_PROBLEM STATEMENT_
Each entry below is to be printed verbatim.

_GIVEN INFORMATION_

====================

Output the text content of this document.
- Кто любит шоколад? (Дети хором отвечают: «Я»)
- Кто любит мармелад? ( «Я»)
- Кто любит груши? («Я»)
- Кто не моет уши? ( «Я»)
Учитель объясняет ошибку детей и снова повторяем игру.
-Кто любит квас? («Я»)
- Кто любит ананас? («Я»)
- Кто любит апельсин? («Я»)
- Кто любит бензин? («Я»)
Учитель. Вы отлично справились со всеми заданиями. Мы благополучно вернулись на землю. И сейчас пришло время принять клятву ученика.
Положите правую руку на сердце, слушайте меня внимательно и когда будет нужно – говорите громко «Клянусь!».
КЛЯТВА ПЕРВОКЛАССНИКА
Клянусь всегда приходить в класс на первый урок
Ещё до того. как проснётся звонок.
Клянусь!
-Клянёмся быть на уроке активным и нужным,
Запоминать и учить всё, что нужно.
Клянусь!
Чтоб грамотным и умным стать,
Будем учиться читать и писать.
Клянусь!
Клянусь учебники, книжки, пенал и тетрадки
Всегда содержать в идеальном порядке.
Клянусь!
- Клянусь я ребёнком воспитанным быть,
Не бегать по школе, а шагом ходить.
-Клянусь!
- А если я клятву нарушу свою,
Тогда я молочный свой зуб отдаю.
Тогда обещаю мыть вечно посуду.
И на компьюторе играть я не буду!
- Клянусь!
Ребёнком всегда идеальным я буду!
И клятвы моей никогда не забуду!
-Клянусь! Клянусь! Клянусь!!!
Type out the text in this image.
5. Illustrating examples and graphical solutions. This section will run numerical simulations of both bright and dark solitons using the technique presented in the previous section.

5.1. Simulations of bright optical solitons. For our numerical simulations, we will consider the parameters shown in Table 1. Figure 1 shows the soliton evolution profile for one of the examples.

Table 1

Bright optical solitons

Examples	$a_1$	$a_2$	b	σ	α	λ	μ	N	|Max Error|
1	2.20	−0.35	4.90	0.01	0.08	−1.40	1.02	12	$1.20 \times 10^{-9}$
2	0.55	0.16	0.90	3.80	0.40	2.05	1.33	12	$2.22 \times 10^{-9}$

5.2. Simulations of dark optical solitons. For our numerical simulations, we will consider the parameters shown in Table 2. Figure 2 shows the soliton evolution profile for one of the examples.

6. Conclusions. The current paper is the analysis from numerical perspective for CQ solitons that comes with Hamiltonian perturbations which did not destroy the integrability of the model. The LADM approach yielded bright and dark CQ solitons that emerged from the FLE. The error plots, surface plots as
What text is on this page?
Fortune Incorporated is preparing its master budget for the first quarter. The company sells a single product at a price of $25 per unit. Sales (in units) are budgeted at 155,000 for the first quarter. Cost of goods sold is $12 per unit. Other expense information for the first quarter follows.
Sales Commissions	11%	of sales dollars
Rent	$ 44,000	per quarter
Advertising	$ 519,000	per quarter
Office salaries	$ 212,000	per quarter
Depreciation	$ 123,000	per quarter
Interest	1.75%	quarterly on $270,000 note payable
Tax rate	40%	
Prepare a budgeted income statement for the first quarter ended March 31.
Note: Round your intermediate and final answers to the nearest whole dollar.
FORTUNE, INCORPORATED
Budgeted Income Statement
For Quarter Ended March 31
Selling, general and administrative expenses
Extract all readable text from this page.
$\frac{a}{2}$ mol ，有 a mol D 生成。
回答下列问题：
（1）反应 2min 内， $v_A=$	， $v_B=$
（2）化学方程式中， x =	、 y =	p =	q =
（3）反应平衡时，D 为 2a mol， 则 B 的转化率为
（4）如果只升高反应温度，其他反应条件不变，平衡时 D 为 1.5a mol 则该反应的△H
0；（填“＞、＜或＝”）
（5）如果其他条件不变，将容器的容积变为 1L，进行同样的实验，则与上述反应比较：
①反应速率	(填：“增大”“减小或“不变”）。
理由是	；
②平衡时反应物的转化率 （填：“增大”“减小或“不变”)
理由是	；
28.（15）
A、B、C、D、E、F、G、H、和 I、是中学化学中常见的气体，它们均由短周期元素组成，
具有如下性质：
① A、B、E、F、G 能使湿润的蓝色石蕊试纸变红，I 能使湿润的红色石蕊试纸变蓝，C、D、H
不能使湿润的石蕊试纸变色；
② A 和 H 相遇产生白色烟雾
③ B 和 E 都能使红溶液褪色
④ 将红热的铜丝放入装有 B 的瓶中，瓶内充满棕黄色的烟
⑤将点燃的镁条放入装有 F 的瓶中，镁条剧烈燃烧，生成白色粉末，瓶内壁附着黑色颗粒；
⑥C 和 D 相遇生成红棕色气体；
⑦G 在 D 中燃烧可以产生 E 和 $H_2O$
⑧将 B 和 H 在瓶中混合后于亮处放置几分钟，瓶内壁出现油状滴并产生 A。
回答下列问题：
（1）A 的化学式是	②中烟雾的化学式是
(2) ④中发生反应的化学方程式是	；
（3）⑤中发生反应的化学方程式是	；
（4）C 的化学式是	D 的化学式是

====================

_RESPONSE BELOW_
Output the text content of this document.
- Кто любит шоколад? (Дети хором отвечают: «Я»)
- Кто любит мармелад? ( «Я»)
- Кто любит груши? («Я»)
- Кто не моет уши? ( «Я»)
Учитель объясняет ошибку детей и снова повторяем игру.
-Кто любит квас? («Я»)
- Кто любит ананас? («Я»)
- Кто любит апельсин? («Я»)
- Кто любит бензин? («Я»)
Учитель. Вы отлично справились со всеми заданиями. Мы благополучно вернулись на землю. И сейчас пришло время принять клятву ученика.
Положите правую руку на сердце, слушайте меня внимательно и когда будет нужно – говорите громко «Клянусь!».
КЛЯТВА ПЕРВОКЛАССНИКА
Клянусь всегда приходить в класс на первый урок
Ещё до того. как проснётся звонок.
Клянусь!
-Клянёмся быть на уроке активным и нужным,
Запоминать и учить всё, что нужно.
Клянусь!
Чтоб грамотным и умным стать,
Будем учиться читать и писать.
Клянусь!
Клянусь учебники, книжки, пенал и тетрадки
Всегда содержать в идеальном порядке.
Клянусь!
- Клянусь я ребёнком воспитанным быть,
Не бегать по школе, а шагом ходить.
-Клянусь!
- А если я клятву нарушу свою,
Тогда я молочный свой зуб отдаю.
Тогда обещаю мыть вечно посуду.
И на компьюторе играть я не буду!
- Клянусь!
Ребёнком всегда идеальным я буду!
И клятвы моей никогда не забуду!
-Клянусь! Клянусь! Клянусь!!!
Type out the text in this image.
5. Illustrating examples and graphical solutions. This section will run numerical simulations of both bright and dark solitons using the technique presented in the previous section.

5.1. Simulations of bright optical solitons. For our numerical simulations, we will consider the parameters shown in Table 1. Figure 1 shows the soliton evolution profile for one of the examples.

Table 1

Bright optical solitons

Examples	$a_1$	$a_2$	b	σ	α	λ	μ	N	|Max Error|
1	2.20	−0.35	4.90	0.01	0.08	−1.40	1.02	12	$1.20 \times 10^{-9}$
2	0.55	0.16	0.90	3.80	0.40	2.05	1.33	12	$2.22 \times 10^{-9}$

5.2. Simulations of dark optical solitons. For our numerical simulations, we will consider the parameters shown in Table 2. Figure 2 shows the soliton evolution profile for one of the examples.

6. Conclusions. The current paper is the analysis from numerical perspective for CQ solitons that comes with Hamiltonian perturbations which did not destroy the integrability of the model. The LADM approach yielded bright and dark CQ solitons that emerged from the FLE. The error plots, surface plots as
What text is on this page?
Fortune Incorporated is preparing its master budget for the first quarter. The company sells a single product at a price of $25 per unit. Sales (in units) are budgeted at 155,000 for the first quarter. Cost of goods sold is $12 per unit. Other expense information for the first quarter follows.
Sales Commissions	11%	of sales dollars
Rent	$ 44,000	per quarter
Advertising	$ 519,000	per quarter
Office salaries	$ 212,000	per quarter
Depreciation	$ 123,000	per quarter
Interest	1.75%	quarterly on $270,000 note payable
Tax rate	40%	
Prepare a budgeted income statement for the first quarter ended March 31.
Note: Round your intermediate and final answers to the nearest whole dollar.
FORTUNE, INCORPORATED
Budgeted Income Statement
For Quarter Ended March 31
Selling, general and administrative expenses
Extract all readable text from this page.
$\frac{a}{2}$ mol ，有 a mol D 生成。
回答下列问题：
（1）反应 2min 内， $v_A=$	， $v_B=$
（2）化学方程式中， x =	、 y =	p =	q =
（3）反应平衡时，D 为 2a mol， 则 B 的转化率为
（4）如果只升高反应温度，其他反应条件不变，平衡时 D 为 1.5a mol 则该反应的△H
0；（填“＞、＜或＝”）
（5）如果其他条件不变，将容器的容积变为 1L，进行同样的实验，则与上述反应比较：
①反应速率	(填：“增大”“减小或“不变”）。
理由是	；
②平衡时反应物的转化率 （填：“增大”“减小或“不变”)
理由是	；
28.（15）
A、B、C、D、E、F、G、H、和 I、是中学化学中常见的气体，它们均由短周期元素组成，
具有如下性质：
① A、B、E、F、G 能使湿润的蓝色石蕊试纸变红，I 能使湿润的红色石蕊试纸变蓝，C、D、H
不能使湿润的石蕊试纸变色；
② A 和 H 相遇产生白色烟雾
③ B 和 E 都能使红溶液褪色
④ 将红热的铜丝放入装有 B 的瓶中，瓶内充满棕黄色的烟
⑤将点燃的镁条放入装有 F 的瓶中，镁条剧烈燃烧，生成白色粉末，瓶内壁附着黑色颗粒；
⑥C 和 D 相遇生成红棕色气体；
⑦G 在 D 中燃烧可以产生 E 和 $H_2O$
⑧将 B 和 H 在瓶中混合后于亮处放置几分钟，瓶内壁出现油状滴并产生 A。
回答下列问题：
（1）A 的化学式是	②中烟雾的化学式是
(2) ④中发生反应的化学方程式是	；
（3）⑤中发生反应的化学方程式是	；
（4）C 的化学式是	D 的化学式是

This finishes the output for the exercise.